Do this
Return every entry exactly as written.

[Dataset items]
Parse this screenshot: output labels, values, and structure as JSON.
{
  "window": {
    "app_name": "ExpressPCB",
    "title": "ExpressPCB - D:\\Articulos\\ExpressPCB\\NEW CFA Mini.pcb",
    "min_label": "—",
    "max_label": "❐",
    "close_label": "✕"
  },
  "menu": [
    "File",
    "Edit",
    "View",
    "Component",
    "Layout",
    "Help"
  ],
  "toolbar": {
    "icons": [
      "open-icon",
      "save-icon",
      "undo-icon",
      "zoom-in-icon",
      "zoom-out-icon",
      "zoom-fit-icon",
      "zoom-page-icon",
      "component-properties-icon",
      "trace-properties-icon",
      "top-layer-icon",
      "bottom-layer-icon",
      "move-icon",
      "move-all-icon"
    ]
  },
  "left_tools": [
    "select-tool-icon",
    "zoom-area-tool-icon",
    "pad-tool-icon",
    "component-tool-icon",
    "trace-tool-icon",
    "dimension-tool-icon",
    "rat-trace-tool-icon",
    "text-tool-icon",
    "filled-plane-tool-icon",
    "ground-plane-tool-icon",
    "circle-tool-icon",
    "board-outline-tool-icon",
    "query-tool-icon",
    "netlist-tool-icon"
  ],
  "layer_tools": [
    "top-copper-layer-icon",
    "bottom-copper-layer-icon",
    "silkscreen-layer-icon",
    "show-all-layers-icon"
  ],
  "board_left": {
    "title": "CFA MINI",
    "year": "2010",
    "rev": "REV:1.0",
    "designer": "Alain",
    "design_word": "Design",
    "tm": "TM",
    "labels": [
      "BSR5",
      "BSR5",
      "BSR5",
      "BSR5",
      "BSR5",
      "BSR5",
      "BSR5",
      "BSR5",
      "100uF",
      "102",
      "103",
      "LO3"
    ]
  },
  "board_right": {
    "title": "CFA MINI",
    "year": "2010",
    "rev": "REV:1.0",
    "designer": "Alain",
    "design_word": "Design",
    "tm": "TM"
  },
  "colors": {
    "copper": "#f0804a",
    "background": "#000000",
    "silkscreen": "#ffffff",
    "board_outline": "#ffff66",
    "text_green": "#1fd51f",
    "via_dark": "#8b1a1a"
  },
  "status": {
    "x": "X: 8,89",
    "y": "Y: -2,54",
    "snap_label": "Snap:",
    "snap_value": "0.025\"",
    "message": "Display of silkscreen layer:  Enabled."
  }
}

Complete answer
Parse this screenshot: output labels, values, and structure as JSON.
{
  "window": {
    "app_name": "ExpressPCB",
    "title": "ExpressPCB - D:\\Articulos\\ExpressPCB\\NEW CFA Mini.pcb",
    "min_label": "—",
    "max_label": "❐",
    "close_label": "✕"
  },
  "menu": [
    "File",
    "Edit",
    "View",
    "Component",
    "Layout",
    "Help"
  ],
  "toolbar": {
    "icons": [
      "open-icon",
      "save-icon",
      "undo-icon",
      "zoom-in-icon",
      "zoom-out-icon",
      "zoom-fit-icon",
      "zoom-page-icon",
      "component-properties-icon",
      "trace-properties-icon",
      "top-layer-icon",
      "bottom-layer-icon",
      "move-icon",
      "move-all-icon"
    ]
  },
  "left_tools": [
    "select-tool-icon",
    "zoom-area-tool-icon",
    "pad-tool-icon",
    "component-tool-icon",
    "trace-tool-icon",
    "dimension-tool-icon",
    "rat-trace-tool-icon",
    "text-tool-icon",
    "filled-plane-tool-icon",
    "ground-plane-tool-icon",
    "circle-tool-icon",
    "board-outline-tool-icon",
    "query-tool-icon",
    "netlist-tool-icon"
  ],
  "layer_tools": [
    "top-copper-layer-icon",
    "bottom-copper-layer-icon",
    "silkscreen-layer-icon",
    "show-all-layers-icon"
  ],
  "board_left": {
    "title": "CFA MINI",
    "year": "2010",
    "rev": "REV:1.0",
    "designer": "Alain",
    "design_word": "Design",
    "tm": "TM",
    "labels": [
      "BSR5",
      "BSR5",
      "BSR5",
      "BSR5",
      "BSR5",
      "BSR5",
      "BSR5",
      "BSR5",
      "100uF",
      "102",
      "103",
      "LO3"
    ]
  },
  "board_right": {
    "title": "CFA MINI",
    "year": "2010",
    "rev": "REV:1.0",
    "designer": "Alain",
    "design_word": "Design",
    "tm": "TM"
  },
  "colors": {
    "copper": "#f0804a",
    "background": "#000000",
    "silkscreen": "#ffffff",
    "board_outline": "#ffff66",
    "text_green": "#1fd51f",
    "via_dark": "#8b1a1a"
  },
  "status": {
    "x": "X: 8,89",
    "y": "Y: -2,54",
    "snap_label": "Snap:",
    "snap_value": "0.025\"",
    "message": "Display of silkscreen layer:  Enabled."
  }
}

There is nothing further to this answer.